WHAT IS REQUIRED
Using the entries below, quote exactly the span of lines that begins with the line containing "Give me the" and ends with the final line.
━━━━━━━━━━━━━━━━━━━━━━━━━━━━━━
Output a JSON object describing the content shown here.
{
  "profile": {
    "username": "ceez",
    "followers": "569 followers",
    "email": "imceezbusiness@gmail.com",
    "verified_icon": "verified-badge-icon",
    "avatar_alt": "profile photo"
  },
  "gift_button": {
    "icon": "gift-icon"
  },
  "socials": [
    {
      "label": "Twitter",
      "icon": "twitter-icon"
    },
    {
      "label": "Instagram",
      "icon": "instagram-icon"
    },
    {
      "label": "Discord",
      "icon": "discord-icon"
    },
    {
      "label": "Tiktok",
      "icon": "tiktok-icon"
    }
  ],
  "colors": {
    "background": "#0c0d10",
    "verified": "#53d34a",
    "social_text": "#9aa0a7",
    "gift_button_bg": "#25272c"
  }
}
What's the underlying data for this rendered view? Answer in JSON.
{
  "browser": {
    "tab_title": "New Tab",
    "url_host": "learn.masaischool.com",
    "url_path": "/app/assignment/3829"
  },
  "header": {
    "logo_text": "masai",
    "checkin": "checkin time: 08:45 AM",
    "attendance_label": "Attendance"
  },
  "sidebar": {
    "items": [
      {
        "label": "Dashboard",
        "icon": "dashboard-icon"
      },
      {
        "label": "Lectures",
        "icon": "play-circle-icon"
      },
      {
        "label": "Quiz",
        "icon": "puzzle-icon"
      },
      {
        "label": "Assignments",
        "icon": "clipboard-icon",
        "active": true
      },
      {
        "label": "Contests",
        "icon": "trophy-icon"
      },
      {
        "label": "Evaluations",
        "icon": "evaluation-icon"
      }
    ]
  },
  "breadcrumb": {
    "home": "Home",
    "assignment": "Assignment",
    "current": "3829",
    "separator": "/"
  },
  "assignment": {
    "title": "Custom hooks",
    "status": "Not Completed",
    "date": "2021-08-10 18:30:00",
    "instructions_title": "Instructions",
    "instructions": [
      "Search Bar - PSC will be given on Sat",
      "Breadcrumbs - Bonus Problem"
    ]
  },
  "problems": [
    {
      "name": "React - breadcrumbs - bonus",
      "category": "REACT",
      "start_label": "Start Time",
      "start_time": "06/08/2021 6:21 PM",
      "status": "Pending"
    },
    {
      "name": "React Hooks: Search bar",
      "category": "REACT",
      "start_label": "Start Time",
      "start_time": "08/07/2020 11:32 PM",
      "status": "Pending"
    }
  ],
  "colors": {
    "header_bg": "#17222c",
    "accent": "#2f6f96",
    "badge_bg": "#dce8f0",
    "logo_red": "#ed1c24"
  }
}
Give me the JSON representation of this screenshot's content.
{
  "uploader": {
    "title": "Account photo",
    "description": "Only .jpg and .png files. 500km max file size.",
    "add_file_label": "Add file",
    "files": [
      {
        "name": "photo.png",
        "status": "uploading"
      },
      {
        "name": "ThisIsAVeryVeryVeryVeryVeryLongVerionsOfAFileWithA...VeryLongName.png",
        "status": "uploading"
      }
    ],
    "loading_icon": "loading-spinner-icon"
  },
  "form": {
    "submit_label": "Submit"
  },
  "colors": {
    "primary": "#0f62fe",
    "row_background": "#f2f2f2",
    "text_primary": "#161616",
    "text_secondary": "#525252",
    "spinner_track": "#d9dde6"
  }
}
━━━━━━━━━━━━━━━━━━━━━━━━━━━━━━
THE RESPONSE
Give me the JSON representation of this screenshot's content.
{
  "uploader": {
    "title": "Account photo",
    "description": "Only .jpg and .png files. 500km max file size.",
    "add_file_label": "Add file",
    "files": [
      {
        "name": "photo.png",
        "status": "uploading"
      },
      {
        "name": "ThisIsAVeryVeryVeryVeryVeryLongVerionsOfAFileWithA...VeryLongName.png",
        "status": "uploading"
      }
    ],
    "loading_icon": "loading-spinner-icon"
  },
  "form": {
    "submit_label": "Submit"
  },
  "colors": {
    "primary": "#0f62fe",
    "row_background": "#f2f2f2",
    "text_primary": "#161616",
    "text_secondary": "#525252",
    "spinner_track": "#d9dde6"
  }
}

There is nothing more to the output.